(Collection entries)

[start]

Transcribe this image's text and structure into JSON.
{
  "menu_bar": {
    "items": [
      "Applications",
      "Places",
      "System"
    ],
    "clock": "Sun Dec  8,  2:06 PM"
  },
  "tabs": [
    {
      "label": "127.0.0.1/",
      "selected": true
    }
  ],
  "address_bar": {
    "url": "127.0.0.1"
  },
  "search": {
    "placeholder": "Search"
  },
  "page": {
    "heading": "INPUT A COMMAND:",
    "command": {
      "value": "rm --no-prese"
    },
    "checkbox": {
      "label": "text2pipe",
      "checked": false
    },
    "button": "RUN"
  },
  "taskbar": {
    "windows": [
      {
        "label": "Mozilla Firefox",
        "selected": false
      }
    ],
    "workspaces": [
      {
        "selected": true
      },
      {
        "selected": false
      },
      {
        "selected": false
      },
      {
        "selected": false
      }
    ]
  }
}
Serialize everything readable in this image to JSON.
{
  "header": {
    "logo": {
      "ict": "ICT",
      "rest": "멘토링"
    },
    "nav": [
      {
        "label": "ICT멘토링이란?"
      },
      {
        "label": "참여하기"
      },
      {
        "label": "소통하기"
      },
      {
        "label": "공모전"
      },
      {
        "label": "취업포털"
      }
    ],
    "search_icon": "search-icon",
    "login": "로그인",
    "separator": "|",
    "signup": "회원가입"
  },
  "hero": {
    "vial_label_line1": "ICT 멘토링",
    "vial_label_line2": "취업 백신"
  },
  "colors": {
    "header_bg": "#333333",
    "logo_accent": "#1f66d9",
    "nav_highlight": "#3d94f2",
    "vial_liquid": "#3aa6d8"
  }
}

[end]

Exercise prompt: Set down the material above again, word for word.

The result:
Transcribe this image's text and structure into JSON.
{
  "menu_bar": {
    "items": [
      "Applications",
      "Places",
      "System"
    ],
    "clock": "Sun Dec  8,  2:06 PM"
  },
  "tabs": [
    {
      "label": "127.0.0.1/",
      "selected": true
    }
  ],
  "address_bar": {
    "url": "127.0.0.1"
  },
  "search": {
    "placeholder": "Search"
  },
  "page": {
    "heading": "INPUT A COMMAND:",
    "command": {
      "value": "rm --no-prese"
    },
    "checkbox": {
      "label": "text2pipe",
      "checked": false
    },
    "button": "RUN"
  },
  "taskbar": {
    "windows": [
      {
        "label": "Mozilla Firefox",
        "selected": false
      }
    ],
    "workspaces": [
      {
        "selected": true
      },
      {
        "selected": false
      },
      {
        "selected": false
      },
      {
        "selected": false
      }
    ]
  }
}
Serialize everything readable in this image to JSON.
{
  "header": {
    "logo": {
      "ict": "ICT",
      "rest": "멘토링"
    },
    "nav": [
      {
        "label": "ICT멘토링이란?"
      },
      {
        "label": "참여하기"
      },
      {
        "label": "소통하기"
      },
      {
        "label": "공모전"
      },
      {
        "label": "취업포털"
      }
    ],
    "search_icon": "search-icon",
    "login": "로그인",
    "separator": "|",
    "signup": "회원가입"
  },
  "hero": {
    "vial_label_line1": "ICT 멘토링",
    "vial_label_line2": "취업 백신"
  },
  "colors": {
    "header_bg": "#333333",
    "logo_accent": "#1f66d9",
    "nav_highlight": "#3d94f2",
    "vial_liquid": "#3aa6d8"
  }
}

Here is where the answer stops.